• What the task asks
Wherever the word "JSON" appears in the entries, copy the whole line.

(Records that describe figures)
◆ ◆ ◆

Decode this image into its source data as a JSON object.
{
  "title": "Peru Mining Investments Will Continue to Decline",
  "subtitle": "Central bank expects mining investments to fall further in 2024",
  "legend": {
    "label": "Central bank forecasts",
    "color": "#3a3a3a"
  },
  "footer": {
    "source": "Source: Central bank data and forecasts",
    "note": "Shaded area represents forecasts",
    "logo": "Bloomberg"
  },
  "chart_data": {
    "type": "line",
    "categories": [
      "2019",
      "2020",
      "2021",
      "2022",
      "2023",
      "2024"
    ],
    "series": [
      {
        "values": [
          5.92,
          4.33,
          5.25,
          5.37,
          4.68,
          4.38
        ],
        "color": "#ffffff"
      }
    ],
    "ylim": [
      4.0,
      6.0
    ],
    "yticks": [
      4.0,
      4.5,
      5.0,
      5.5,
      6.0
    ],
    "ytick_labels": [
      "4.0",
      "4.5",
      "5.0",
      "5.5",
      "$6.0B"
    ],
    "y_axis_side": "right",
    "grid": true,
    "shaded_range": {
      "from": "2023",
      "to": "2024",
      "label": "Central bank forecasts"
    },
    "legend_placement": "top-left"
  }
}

◆ ◆ ◆

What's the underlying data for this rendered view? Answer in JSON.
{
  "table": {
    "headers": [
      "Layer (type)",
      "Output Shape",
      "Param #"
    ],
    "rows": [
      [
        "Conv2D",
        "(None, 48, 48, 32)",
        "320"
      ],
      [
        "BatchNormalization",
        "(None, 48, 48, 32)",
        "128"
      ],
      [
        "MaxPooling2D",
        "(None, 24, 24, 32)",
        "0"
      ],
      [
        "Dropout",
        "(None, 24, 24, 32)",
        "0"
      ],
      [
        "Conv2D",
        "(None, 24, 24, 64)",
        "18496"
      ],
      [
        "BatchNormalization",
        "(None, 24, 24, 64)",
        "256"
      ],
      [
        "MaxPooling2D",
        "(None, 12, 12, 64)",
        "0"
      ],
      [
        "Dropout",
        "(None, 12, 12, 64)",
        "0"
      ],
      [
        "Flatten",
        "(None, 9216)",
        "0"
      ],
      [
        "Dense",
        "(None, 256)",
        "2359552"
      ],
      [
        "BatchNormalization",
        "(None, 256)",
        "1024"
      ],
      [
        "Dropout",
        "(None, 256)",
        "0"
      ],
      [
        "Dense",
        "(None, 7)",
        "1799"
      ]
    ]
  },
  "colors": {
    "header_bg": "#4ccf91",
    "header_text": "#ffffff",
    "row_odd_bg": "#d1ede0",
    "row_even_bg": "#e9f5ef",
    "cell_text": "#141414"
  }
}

◆ ◆ ◆

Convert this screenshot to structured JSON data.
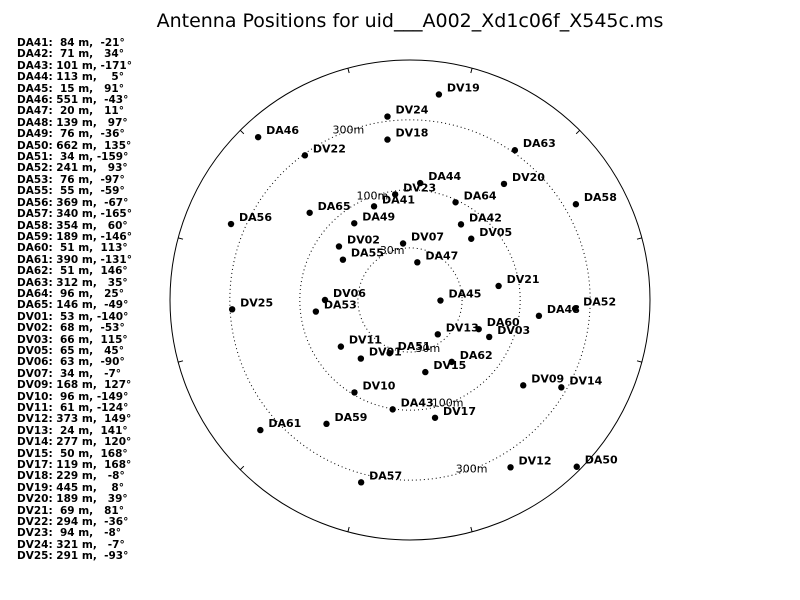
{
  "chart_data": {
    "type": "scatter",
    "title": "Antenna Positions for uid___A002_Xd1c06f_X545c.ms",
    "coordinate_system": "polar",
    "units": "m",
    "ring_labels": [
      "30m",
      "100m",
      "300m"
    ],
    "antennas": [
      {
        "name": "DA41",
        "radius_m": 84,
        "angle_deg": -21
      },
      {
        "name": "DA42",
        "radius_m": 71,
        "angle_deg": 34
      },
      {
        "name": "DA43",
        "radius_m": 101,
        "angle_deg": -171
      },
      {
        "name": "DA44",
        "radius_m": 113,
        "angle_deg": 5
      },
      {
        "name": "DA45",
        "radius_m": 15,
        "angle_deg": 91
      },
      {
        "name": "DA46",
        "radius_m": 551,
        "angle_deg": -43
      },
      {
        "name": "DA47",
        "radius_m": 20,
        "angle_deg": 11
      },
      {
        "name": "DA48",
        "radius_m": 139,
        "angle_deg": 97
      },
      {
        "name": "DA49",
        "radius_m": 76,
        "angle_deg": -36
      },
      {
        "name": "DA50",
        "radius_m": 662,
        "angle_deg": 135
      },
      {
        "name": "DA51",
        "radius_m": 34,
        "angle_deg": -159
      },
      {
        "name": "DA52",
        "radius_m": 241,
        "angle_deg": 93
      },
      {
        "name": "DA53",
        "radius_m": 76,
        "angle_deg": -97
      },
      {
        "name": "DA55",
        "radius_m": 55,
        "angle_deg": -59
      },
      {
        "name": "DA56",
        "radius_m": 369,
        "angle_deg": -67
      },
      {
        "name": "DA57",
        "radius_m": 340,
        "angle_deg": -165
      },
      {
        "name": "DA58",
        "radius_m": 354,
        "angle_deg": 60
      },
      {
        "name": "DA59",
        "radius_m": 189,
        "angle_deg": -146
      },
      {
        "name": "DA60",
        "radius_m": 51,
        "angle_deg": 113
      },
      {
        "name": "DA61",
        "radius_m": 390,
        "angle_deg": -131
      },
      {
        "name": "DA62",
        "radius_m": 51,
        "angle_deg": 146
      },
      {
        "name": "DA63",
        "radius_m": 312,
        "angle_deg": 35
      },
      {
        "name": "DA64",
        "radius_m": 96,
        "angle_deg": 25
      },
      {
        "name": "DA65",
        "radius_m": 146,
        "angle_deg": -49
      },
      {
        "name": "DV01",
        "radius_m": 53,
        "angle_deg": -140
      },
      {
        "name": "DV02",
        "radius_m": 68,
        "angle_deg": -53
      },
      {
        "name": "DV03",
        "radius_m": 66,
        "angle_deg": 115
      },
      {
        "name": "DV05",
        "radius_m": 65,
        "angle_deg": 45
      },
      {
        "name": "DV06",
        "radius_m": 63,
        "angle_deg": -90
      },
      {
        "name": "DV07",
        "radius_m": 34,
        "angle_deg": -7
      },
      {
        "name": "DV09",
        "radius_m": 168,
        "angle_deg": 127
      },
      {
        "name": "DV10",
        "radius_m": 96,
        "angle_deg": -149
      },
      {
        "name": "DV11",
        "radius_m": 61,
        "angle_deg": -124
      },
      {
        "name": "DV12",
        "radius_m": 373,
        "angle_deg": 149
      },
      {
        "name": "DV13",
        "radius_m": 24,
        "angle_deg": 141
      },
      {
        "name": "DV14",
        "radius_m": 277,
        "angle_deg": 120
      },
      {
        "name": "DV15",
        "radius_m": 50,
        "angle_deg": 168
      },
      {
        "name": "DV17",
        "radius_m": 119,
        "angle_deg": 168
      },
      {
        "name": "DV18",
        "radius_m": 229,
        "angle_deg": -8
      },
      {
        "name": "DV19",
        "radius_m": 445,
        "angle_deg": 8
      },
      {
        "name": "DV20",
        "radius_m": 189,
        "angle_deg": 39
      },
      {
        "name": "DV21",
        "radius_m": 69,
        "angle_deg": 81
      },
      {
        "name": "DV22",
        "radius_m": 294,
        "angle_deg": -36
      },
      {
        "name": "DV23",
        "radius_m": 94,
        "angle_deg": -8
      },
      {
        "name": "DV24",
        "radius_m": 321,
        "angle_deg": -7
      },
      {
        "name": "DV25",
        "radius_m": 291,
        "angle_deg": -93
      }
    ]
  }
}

◆ ◆ ◆

• Output of the exercise
Decode this image into its source data as a JSON object.
What's the underlying data for this rendered view? Answer in JSON.
Convert this screenshot to structured JSON data.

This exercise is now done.